The records below must be written out exactly, with every picture left behind.
^^^^^^^^
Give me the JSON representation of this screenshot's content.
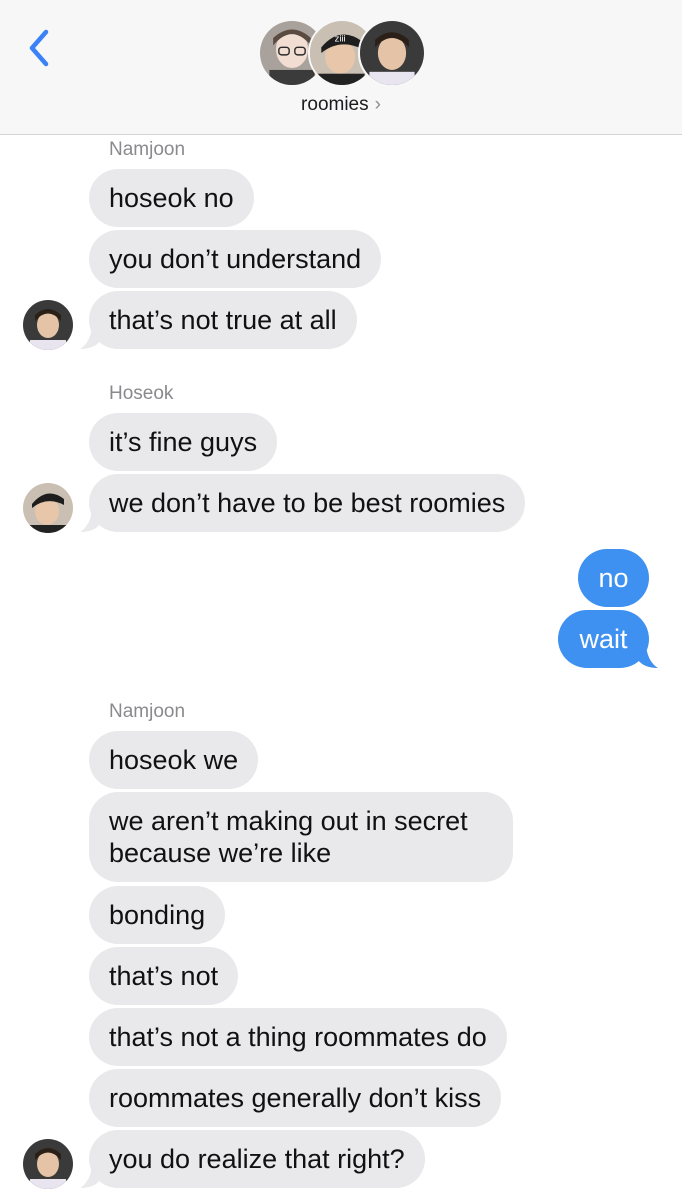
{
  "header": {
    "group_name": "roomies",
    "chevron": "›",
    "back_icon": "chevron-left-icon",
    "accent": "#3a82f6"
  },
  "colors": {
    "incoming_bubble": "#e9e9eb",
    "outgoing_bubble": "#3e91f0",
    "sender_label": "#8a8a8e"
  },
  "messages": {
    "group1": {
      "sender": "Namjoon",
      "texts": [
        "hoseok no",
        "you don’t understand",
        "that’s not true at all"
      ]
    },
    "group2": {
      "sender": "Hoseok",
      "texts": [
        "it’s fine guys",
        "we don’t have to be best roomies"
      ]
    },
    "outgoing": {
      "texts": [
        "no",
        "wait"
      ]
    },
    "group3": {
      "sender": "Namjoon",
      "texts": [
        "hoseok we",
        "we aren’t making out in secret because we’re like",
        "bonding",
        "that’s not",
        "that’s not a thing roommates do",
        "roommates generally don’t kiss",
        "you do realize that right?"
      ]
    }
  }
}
^^^^^^^^
- Exercise response
Give me the JSON representation of this screenshot's content.
{
  "header": {
    "group_name": "roomies",
    "chevron": "›",
    "back_icon": "chevron-left-icon",
    "accent": "#3a82f6"
  },
  "colors": {
    "incoming_bubble": "#e9e9eb",
    "outgoing_bubble": "#3e91f0",
    "sender_label": "#8a8a8e"
  },
  "messages": {
    "group1": {
      "sender": "Namjoon",
      "texts": [
        "hoseok no",
        "you don’t understand",
        "that’s not true at all"
      ]
    },
    "group2": {
      "sender": "Hoseok",
      "texts": [
        "it’s fine guys",
        "we don’t have to be best roomies"
      ]
    },
    "outgoing": {
      "texts": [
        "no",
        "wait"
      ]
    },
    "group3": {
      "sender": "Namjoon",
      "texts": [
        "hoseok we",
        "we aren’t making out in secret because we’re like",
        "bonding",
        "that’s not",
        "that’s not a thing roommates do",
        "roommates generally don’t kiss",
        "you do realize that right?"
      ]
    }
  }
}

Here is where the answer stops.